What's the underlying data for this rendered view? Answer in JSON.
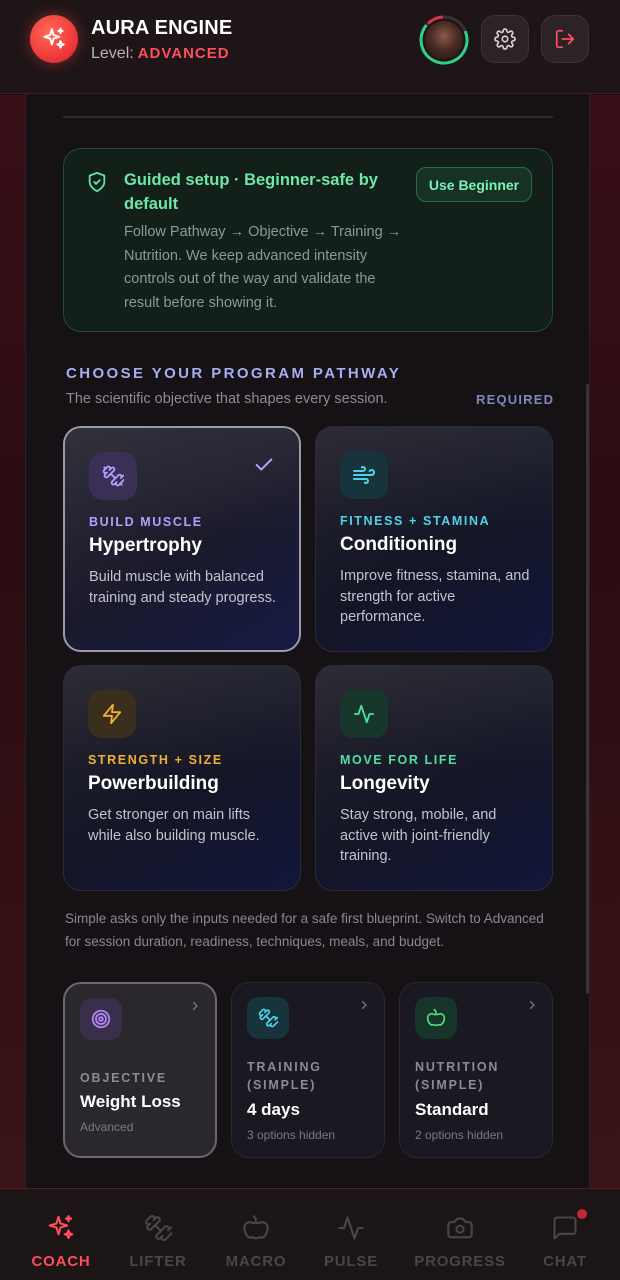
{
  "header": {
    "app_title": "AURA ENGINE",
    "level_label": "Level:",
    "level_value": "ADVANCED",
    "avatar_icon": "avatar",
    "settings_icon": "gear-icon",
    "logout_icon": "logout-icon"
  },
  "guided": {
    "title": "Guided setup · Beginner-safe by default",
    "body": "Follow Pathway → Objective → Training → Nutrition. We keep advanced intensity controls out of the way and validate the result before showing it.",
    "button": "Use Beginner",
    "icon": "shield-check-icon"
  },
  "pathway": {
    "title": "CHOOSE YOUR PROGRAM PATHWAY",
    "subtitle": "The scientific objective that shapes every session.",
    "required": "REQUIRED",
    "cards": [
      {
        "eyebrow": "BUILD MUSCLE",
        "title": "Hypertrophy",
        "desc": "Build muscle with balanced training and steady progress.",
        "icon": "dumbbell-icon",
        "accent": "#b79cff",
        "selected": true
      },
      {
        "eyebrow": "FITNESS + STAMINA",
        "title": "Conditioning",
        "desc": "Improve fitness, stamina, and strength for active performance.",
        "icon": "wind-icon",
        "accent": "#4fd1e6",
        "selected": false
      },
      {
        "eyebrow": "STRENGTH + SIZE",
        "title": "Powerbuilding",
        "desc": "Get stronger on main lifts while also building muscle.",
        "icon": "lightning-icon",
        "accent": "#f2b035",
        "selected": false
      },
      {
        "eyebrow": "MOVE FOR LIFE",
        "title": "Longevity",
        "desc": "Stay strong, mobile, and active with joint-friendly training.",
        "icon": "pulse-icon",
        "accent": "#4fe0a0",
        "selected": false
      }
    ]
  },
  "simple_note": "Simple asks only the inputs needed for a safe first blueprint. Switch to Advanced for session duration, readiness, techniques, meals, and budget.",
  "summary": [
    {
      "label": "OBJECTIVE",
      "value": "Weight Loss",
      "sub": "Advanced",
      "icon": "target-icon",
      "accent": "#b084f5"
    },
    {
      "label": "TRAINING (SIMPLE)",
      "value": "4 days",
      "sub": "3 options hidden",
      "icon": "dumbbell-icon",
      "accent": "#4fd1e6"
    },
    {
      "label": "NUTRITION (SIMPLE)",
      "value": "Standard",
      "sub": "2 options hidden",
      "icon": "apple-icon",
      "accent": "#4fe07a"
    }
  ],
  "nav": [
    {
      "label": "COACH",
      "icon": "sparkle-icon",
      "active": true
    },
    {
      "label": "LIFTER",
      "icon": "dumbbell-icon",
      "active": false
    },
    {
      "label": "MACRO",
      "icon": "apple-icon",
      "active": false
    },
    {
      "label": "PULSE",
      "icon": "pulse-icon",
      "active": false
    },
    {
      "label": "PROGRESS",
      "icon": "camera-icon",
      "active": false
    },
    {
      "label": "CHAT",
      "icon": "chat-icon",
      "active": false
    }
  ],
  "colors": {
    "accent_red": "#ff4d5e",
    "green": "#6ee7a8",
    "section_title": "#a6aef0"
  }
}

» PROBLEM TO SOLVE:
From the entries above, collect every line with the string "options" in it.

» OUTPUT FOR THIS TASK:
      "sub": "3 options hidden",
      "sub": "2 options hidden",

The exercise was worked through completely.